→ **Task prompt**
Each line that holds the word "jego" counts once. Give the total number of such lines and nothing else.

→ **Entries**
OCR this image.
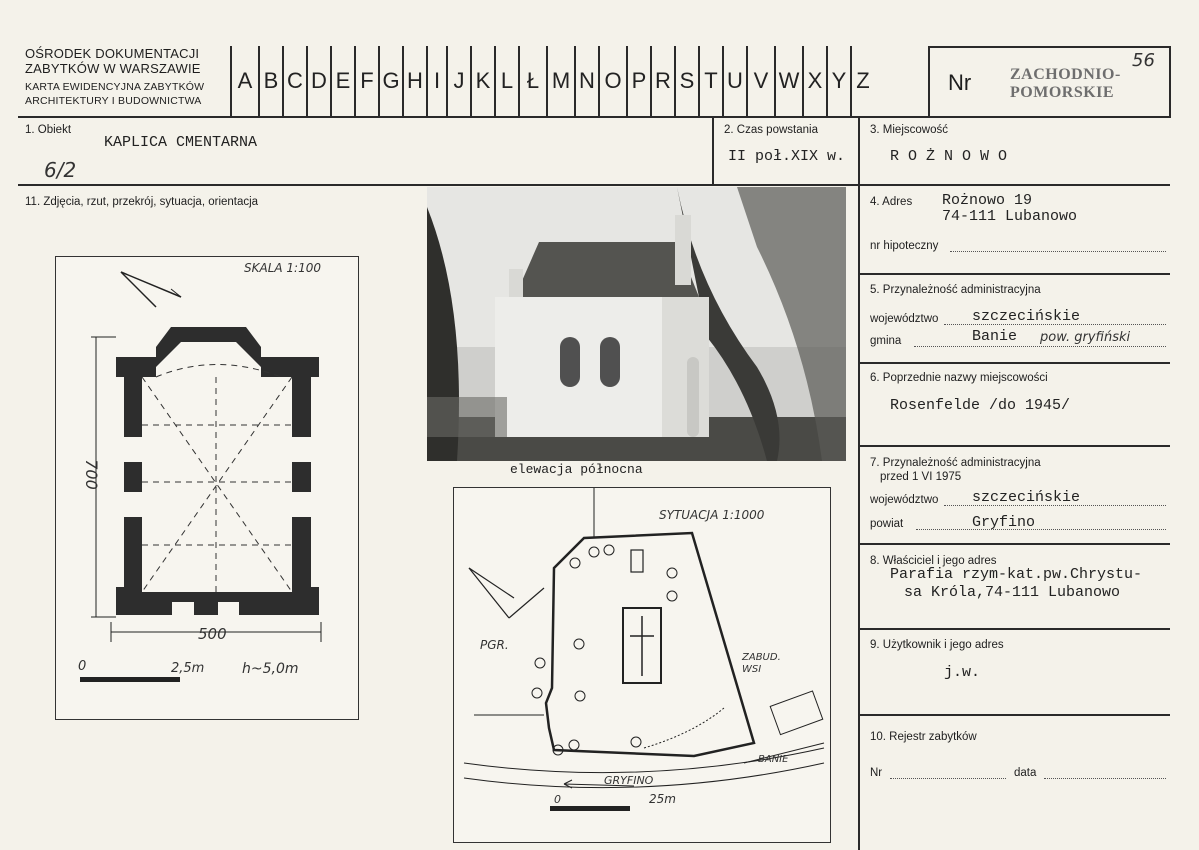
OŚRODEK DOKUMENTACJI
ZABYTKÓW W WARSZAWIE
KARTA EWIDENCYJNA ZABYTKÓW
ARCHITEKTURY I BUDOWNICTWA
A B C D E F G H I J K L Ł M N O P R S T U V W X Y Z	Nr ZACHODNIO-
POMORSKIE
56
1. Obiekt
KAPLICA CMENTARNA
6/2
2. Czas powstania
II poł.XIX w.
3. Miejscowość
R O Ż N O W O
11. Zdjęcia, rzut, przekrój, sytuacja, orientacja	4. Adres Rożnowo 19
74-111 Lubanowo
nr hipoteczny
5. Przynależność administracyjna
województwo szczecińskie
gmina	Banie pow. gryfiński
6. Poprzednie nazwy miejscowości
Rosenfelde /do 1945/
7. Przynależność administracyjna
przed 1 VI 1975
województwo szczecińskie
powiat	Gryfino
8. Właściciel i jego adres
Parafia rzym-kat.pw.Chrystu-
sa Króla,74-111 Lubanowo
9. Użytkownik i jego adres
j.w.
10. Rejestr zabytków
Nr	data
elewacja północna
SKALA 1:100
700
500
0	2,5m	h~5,0m
SYTUACJA 1:1000
PGR.
ZABUD.
WSI
GRYFINO
BANIE
0	25m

→ **Written reply**
2